Material for this task
===============
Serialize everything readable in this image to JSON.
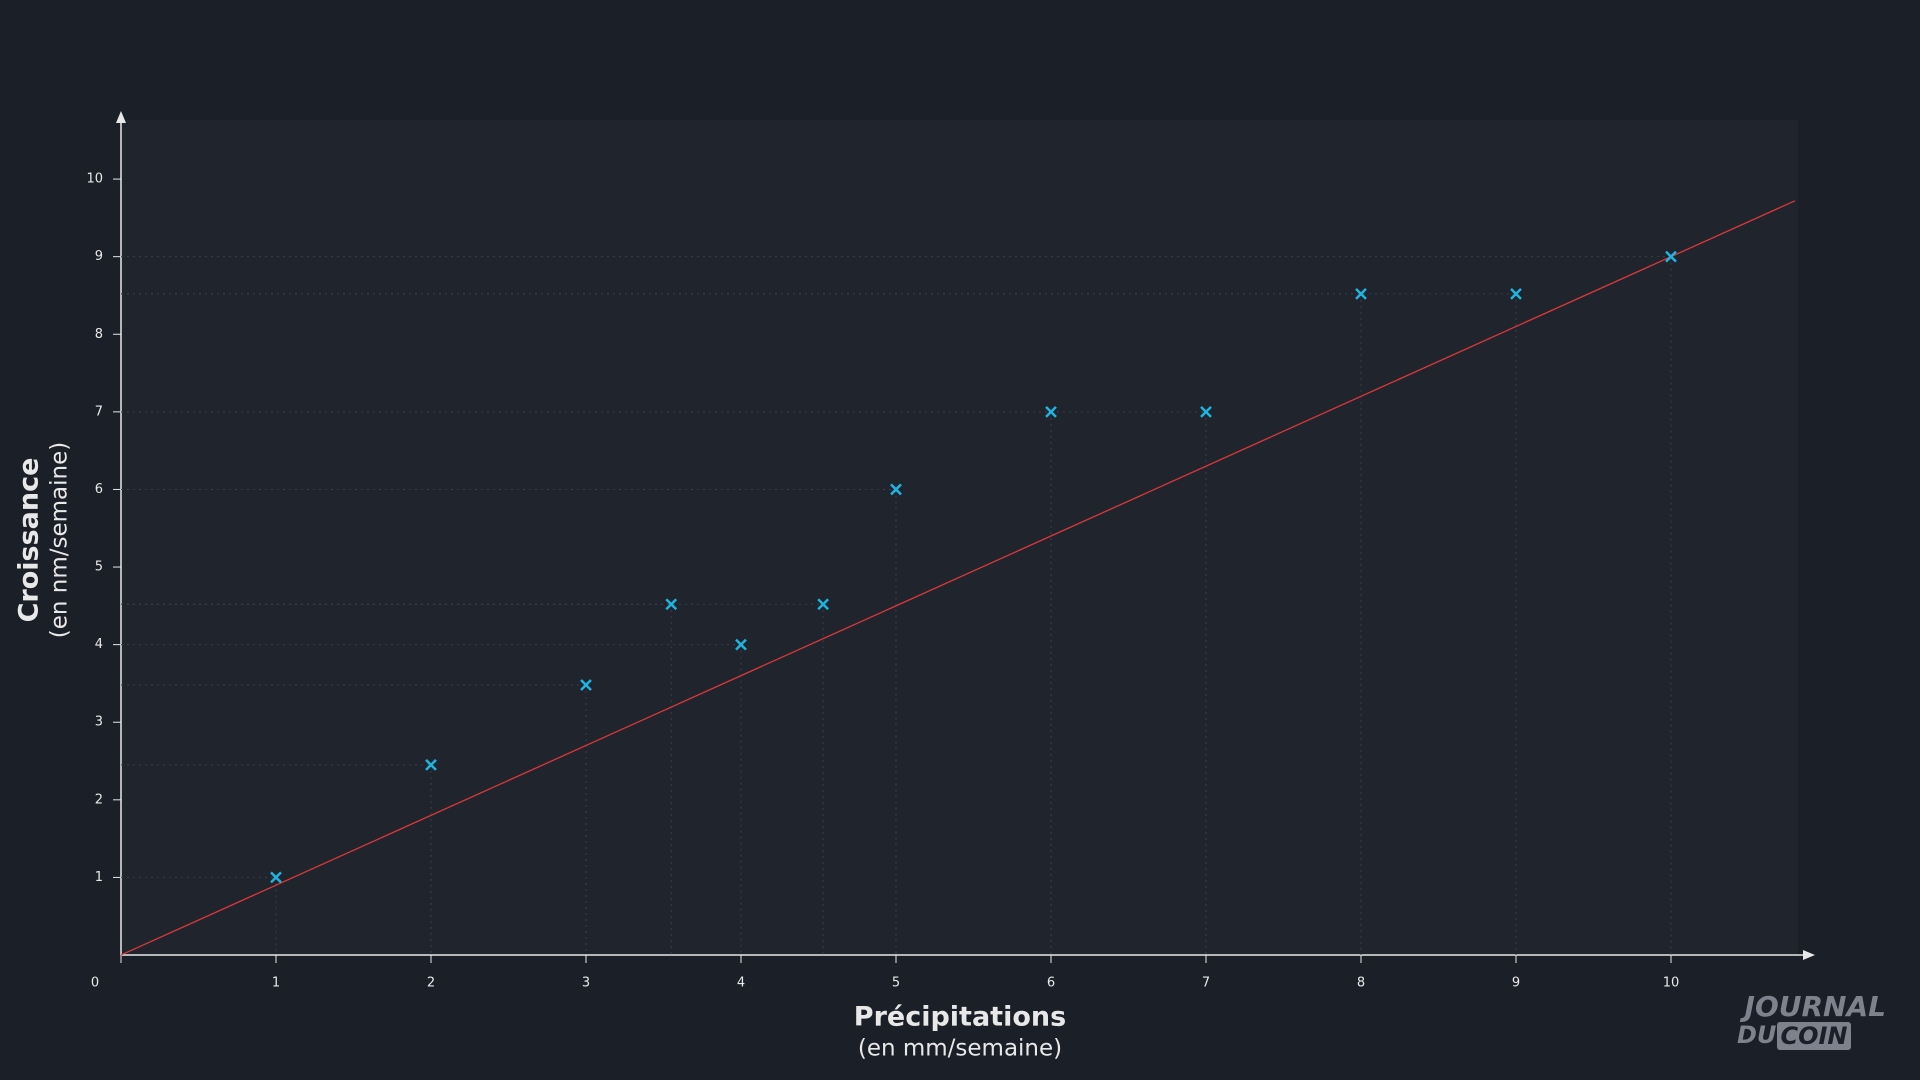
{
  "chart_data": {
    "type": "scatter",
    "x_title": "Précipitations",
    "x_subtitle": "(en mm/semaine)",
    "y_title": "Croissance",
    "y_subtitle": "(en nm/semaine)",
    "x": [
      1,
      2,
      3,
      3.55,
      4,
      4.53,
      5,
      6,
      7,
      8,
      9,
      10
    ],
    "values": [
      1,
      2.45,
      3.48,
      4.52,
      4,
      4.52,
      6,
      7,
      7,
      8.52,
      8.52,
      9
    ],
    "color": "#1fb4e0",
    "fit_line": {
      "x": [
        0,
        10.8
      ],
      "y": [
        0,
        9.72
      ],
      "color": "#d9393a"
    },
    "xlim": [
      0,
      10.8
    ],
    "ylim": [
      0,
      10.8
    ],
    "xticks": [
      0,
      1,
      2,
      3,
      4,
      5,
      6,
      7,
      8,
      9,
      10
    ],
    "yticks": [
      1,
      2,
      3,
      4,
      5,
      6,
      7,
      8,
      9,
      10
    ],
    "guides": true
  },
  "logo": {
    "line1": "JOURNAL",
    "line2a": "DU",
    "line2b": "COIN"
  }
}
===============
What you should do
Transcribe every entry word for word, but skip the pictures.

Solved problem
Serialize everything readable in this image to JSON.
{
  "chart_data": {
    "type": "scatter",
    "x_title": "Précipitations",
    "x_subtitle": "(en mm/semaine)",
    "y_title": "Croissance",
    "y_subtitle": "(en nm/semaine)",
    "x": [
      1,
      2,
      3,
      3.55,
      4,
      4.53,
      5,
      6,
      7,
      8,
      9,
      10
    ],
    "values": [
      1,
      2.45,
      3.48,
      4.52,
      4,
      4.52,
      6,
      7,
      7,
      8.52,
      8.52,
      9
    ],
    "color": "#1fb4e0",
    "fit_line": {
      "x": [
        0,
        10.8
      ],
      "y": [
        0,
        9.72
      ],
      "color": "#d9393a"
    },
    "xlim": [
      0,
      10.8
    ],
    "ylim": [
      0,
      10.8
    ],
    "xticks": [
      0,
      1,
      2,
      3,
      4,
      5,
      6,
      7,
      8,
      9,
      10
    ],
    "yticks": [
      1,
      2,
      3,
      4,
      5,
      6,
      7,
      8,
      9,
      10
    ],
    "guides": true
  },
  "logo": {
    "line1": "JOURNAL",
    "line2a": "DU",
    "line2b": "COIN"
  }
}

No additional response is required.